Extracted information>
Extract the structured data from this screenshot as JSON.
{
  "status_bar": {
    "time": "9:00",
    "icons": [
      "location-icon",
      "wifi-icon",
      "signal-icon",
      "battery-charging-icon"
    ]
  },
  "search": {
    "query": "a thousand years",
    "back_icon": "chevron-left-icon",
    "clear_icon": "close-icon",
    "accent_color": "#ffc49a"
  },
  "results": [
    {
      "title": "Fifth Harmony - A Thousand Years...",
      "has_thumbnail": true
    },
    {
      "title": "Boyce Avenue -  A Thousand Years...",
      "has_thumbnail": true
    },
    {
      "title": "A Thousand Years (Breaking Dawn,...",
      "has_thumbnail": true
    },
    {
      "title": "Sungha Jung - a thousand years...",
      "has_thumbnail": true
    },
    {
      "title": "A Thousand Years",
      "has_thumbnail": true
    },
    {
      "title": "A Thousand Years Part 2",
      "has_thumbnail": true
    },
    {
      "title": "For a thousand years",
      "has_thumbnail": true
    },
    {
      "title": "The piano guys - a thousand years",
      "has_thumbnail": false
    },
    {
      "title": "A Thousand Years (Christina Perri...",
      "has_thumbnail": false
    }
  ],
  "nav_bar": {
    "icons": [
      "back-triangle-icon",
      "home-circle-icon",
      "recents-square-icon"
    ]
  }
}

Given instruction>
Faithfully copy every entry, leaving nothing out.

Result>
Extract the structured data from this screenshot as JSON.
{
  "status_bar": {
    "time": "9:00",
    "icons": [
      "location-icon",
      "wifi-icon",
      "signal-icon",
      "battery-charging-icon"
    ]
  },
  "search": {
    "query": "a thousand years",
    "back_icon": "chevron-left-icon",
    "clear_icon": "close-icon",
    "accent_color": "#ffc49a"
  },
  "results": [
    {
      "title": "Fifth Harmony - A Thousand Years...",
      "has_thumbnail": true
    },
    {
      "title": "Boyce Avenue -  A Thousand Years...",
      "has_thumbnail": true
    },
    {
      "title": "A Thousand Years (Breaking Dawn,...",
      "has_thumbnail": true
    },
    {
      "title": "Sungha Jung - a thousand years...",
      "has_thumbnail": true
    },
    {
      "title": "A Thousand Years",
      "has_thumbnail": true
    },
    {
      "title": "A Thousand Years Part 2",
      "has_thumbnail": true
    },
    {
      "title": "For a thousand years",
      "has_thumbnail": true
    },
    {
      "title": "The piano guys - a thousand years",
      "has_thumbnail": false
    },
    {
      "title": "A Thousand Years (Christina Perri...",
      "has_thumbnail": false
    }
  ],
  "nav_bar": {
    "icons": [
      "back-triangle-icon",
      "home-circle-icon",
      "recents-square-icon"
    ]
  }
}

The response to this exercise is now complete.